- **The records**:
++++++++++
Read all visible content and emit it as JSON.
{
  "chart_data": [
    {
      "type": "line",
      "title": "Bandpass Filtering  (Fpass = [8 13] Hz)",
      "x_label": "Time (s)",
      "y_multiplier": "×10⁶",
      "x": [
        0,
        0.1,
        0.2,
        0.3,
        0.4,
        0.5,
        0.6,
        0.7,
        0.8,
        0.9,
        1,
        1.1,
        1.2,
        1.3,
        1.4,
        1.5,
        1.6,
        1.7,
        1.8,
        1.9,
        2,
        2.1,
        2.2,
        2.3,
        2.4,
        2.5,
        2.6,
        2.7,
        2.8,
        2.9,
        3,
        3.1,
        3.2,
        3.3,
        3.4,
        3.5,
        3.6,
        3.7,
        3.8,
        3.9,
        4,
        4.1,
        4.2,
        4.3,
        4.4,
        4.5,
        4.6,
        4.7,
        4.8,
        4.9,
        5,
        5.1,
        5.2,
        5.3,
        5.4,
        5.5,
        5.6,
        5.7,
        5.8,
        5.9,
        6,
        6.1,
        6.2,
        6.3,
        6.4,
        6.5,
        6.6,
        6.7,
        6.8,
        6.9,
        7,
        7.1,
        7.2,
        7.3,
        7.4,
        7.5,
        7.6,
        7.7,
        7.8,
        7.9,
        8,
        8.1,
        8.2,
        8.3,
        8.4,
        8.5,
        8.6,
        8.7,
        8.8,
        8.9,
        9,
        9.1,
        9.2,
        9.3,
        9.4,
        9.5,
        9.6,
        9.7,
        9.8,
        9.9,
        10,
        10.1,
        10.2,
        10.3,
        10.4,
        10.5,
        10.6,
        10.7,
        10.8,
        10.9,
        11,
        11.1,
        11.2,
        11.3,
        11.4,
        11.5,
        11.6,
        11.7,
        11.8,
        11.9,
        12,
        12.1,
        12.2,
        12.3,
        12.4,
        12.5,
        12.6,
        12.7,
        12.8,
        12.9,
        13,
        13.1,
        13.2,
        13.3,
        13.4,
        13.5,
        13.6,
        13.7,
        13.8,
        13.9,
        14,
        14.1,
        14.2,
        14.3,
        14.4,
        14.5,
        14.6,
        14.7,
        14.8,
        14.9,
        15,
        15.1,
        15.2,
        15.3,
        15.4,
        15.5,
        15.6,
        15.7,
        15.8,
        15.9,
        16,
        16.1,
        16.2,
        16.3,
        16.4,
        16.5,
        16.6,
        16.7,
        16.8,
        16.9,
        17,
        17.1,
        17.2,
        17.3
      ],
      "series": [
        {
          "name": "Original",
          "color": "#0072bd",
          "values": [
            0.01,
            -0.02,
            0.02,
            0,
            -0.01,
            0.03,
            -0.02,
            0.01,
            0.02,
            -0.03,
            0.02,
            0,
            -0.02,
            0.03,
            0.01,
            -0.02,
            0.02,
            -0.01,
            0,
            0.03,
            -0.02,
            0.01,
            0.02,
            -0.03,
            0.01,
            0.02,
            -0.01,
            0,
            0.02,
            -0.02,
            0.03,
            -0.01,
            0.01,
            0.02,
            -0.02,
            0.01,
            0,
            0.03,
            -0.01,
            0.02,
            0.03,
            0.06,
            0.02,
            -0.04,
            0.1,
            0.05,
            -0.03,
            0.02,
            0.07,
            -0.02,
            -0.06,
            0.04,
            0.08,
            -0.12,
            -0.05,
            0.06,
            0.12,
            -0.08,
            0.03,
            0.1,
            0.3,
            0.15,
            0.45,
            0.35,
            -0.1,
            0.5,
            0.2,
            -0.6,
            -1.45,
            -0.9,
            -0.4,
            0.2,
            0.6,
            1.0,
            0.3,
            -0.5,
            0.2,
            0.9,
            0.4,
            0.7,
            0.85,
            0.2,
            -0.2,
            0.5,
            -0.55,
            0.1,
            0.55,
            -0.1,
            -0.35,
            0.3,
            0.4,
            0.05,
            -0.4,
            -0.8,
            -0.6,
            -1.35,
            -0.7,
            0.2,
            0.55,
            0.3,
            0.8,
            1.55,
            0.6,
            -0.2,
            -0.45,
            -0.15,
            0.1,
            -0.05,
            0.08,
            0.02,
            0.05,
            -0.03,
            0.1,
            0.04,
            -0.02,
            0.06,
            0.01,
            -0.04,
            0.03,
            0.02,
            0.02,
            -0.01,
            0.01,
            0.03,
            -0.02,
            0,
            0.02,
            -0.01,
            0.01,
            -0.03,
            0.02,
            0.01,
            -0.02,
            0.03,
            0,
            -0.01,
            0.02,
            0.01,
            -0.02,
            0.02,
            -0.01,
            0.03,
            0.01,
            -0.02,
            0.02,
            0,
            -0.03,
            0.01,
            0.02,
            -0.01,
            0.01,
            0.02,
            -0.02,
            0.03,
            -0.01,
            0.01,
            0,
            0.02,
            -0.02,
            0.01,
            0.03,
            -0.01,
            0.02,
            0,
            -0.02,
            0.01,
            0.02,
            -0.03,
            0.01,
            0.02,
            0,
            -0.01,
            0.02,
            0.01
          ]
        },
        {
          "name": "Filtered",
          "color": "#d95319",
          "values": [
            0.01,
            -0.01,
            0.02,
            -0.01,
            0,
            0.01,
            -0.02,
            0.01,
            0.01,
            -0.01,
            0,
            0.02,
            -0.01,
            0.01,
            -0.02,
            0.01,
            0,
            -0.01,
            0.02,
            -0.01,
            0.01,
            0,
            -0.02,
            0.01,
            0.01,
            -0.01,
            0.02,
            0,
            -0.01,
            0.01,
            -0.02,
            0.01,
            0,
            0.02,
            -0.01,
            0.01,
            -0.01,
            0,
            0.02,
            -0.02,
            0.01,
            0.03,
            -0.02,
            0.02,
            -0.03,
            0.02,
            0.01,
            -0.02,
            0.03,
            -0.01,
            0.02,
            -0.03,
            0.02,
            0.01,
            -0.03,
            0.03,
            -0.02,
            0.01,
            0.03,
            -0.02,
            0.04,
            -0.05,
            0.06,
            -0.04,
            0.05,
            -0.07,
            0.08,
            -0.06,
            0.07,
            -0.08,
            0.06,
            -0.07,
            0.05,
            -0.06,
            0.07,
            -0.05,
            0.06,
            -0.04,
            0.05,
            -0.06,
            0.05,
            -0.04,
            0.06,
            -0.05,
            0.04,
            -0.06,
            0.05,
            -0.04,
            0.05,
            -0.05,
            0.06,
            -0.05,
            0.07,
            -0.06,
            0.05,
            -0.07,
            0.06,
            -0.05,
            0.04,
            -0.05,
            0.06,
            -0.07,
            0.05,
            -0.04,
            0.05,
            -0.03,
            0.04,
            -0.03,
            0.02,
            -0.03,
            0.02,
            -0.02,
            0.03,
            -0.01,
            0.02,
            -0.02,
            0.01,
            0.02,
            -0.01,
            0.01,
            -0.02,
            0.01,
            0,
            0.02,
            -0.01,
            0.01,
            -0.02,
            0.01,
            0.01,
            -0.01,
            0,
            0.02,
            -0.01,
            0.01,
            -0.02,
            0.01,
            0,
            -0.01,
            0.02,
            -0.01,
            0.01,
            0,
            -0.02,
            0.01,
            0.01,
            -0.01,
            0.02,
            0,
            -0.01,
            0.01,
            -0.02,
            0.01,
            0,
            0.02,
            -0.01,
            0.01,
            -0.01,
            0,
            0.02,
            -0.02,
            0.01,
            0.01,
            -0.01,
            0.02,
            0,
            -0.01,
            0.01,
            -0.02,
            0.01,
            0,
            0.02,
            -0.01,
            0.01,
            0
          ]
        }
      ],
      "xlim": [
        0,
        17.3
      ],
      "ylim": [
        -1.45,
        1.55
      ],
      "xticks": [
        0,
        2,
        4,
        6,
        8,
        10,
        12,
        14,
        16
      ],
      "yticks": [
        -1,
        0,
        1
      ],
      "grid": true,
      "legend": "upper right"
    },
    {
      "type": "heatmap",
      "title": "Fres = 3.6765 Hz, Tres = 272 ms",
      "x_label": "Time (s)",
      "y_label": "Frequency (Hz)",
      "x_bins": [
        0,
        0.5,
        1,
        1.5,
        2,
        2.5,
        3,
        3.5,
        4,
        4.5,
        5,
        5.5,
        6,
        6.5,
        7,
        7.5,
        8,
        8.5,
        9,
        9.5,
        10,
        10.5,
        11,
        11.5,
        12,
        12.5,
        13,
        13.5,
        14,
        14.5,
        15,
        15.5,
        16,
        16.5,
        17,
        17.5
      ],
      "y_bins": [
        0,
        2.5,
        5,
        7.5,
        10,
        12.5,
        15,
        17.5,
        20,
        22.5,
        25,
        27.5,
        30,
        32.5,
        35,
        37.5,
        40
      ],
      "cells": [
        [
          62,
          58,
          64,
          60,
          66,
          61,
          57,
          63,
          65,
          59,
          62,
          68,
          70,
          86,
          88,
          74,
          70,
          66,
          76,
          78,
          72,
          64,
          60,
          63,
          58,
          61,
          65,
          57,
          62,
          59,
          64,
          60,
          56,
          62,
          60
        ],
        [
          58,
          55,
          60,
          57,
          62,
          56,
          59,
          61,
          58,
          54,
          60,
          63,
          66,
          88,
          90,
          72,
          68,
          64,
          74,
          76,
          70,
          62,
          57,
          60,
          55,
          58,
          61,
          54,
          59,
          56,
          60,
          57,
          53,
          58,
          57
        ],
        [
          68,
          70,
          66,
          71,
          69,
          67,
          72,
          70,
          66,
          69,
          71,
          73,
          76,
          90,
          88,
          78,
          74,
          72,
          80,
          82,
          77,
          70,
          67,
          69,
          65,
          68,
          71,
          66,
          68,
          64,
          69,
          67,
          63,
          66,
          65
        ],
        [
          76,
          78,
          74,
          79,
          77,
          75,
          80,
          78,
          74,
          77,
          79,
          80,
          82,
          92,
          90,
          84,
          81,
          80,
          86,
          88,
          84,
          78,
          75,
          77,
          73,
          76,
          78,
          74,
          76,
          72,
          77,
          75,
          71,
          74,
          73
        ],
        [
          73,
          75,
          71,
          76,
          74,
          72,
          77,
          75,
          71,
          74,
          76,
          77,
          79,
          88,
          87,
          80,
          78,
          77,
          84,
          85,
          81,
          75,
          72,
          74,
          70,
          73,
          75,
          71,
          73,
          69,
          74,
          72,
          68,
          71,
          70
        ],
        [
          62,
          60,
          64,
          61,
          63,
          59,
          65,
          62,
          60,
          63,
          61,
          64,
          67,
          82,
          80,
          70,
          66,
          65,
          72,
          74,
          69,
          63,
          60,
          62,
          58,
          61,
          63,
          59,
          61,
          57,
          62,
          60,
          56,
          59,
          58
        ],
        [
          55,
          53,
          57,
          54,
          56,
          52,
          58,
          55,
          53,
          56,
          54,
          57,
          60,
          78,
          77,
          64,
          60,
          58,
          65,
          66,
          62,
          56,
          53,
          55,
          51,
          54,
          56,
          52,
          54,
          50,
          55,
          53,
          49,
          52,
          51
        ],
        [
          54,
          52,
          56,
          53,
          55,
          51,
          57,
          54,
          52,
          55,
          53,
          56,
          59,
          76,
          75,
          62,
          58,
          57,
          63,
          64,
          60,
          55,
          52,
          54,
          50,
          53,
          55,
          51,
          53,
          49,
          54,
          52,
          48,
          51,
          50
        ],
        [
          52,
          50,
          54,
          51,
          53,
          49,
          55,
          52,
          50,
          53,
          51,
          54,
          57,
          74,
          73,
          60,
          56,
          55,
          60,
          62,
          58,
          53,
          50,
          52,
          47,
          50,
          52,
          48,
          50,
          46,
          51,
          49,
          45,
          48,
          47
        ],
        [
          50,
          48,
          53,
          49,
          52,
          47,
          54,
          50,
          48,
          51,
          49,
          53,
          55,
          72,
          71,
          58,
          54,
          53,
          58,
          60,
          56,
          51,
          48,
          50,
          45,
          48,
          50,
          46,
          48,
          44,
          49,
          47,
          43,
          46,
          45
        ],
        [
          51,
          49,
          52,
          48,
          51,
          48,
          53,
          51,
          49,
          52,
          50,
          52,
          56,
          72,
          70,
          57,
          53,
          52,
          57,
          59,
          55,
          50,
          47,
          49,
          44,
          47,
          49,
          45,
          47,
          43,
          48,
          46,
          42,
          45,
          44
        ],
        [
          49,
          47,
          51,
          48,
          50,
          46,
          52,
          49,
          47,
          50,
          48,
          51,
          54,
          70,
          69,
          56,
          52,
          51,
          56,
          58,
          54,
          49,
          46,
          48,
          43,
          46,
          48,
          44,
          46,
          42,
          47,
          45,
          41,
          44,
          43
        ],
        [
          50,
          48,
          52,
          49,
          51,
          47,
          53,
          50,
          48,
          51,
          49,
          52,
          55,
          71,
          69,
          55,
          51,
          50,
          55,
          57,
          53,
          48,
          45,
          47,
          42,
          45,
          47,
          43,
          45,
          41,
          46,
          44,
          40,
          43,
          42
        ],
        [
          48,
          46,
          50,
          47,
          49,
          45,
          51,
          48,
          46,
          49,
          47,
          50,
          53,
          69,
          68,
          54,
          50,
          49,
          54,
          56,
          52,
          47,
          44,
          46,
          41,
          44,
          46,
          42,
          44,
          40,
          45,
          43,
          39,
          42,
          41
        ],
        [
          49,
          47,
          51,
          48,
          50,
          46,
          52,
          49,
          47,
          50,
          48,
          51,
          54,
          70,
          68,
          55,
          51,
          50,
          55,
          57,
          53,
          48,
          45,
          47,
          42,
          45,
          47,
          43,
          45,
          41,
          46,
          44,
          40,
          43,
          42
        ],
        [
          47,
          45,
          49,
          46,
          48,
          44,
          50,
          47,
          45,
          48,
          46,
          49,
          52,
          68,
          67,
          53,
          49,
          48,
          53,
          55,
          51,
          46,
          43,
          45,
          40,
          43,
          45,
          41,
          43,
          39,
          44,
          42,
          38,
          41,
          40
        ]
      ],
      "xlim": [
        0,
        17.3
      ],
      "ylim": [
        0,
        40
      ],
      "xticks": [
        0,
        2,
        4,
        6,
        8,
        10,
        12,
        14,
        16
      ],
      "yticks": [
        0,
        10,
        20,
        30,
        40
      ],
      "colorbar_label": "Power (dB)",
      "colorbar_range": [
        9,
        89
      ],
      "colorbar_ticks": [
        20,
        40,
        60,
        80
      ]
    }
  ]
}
++++++++++
Search the data above for lines holding "title" and copy each of them.

- **Exercise output**:
      "title": "Bandpass Filtering  (Fpass = [8 13] Hz)",
      "title": "Fres = 3.6765 Hz, Tres = 272 ms",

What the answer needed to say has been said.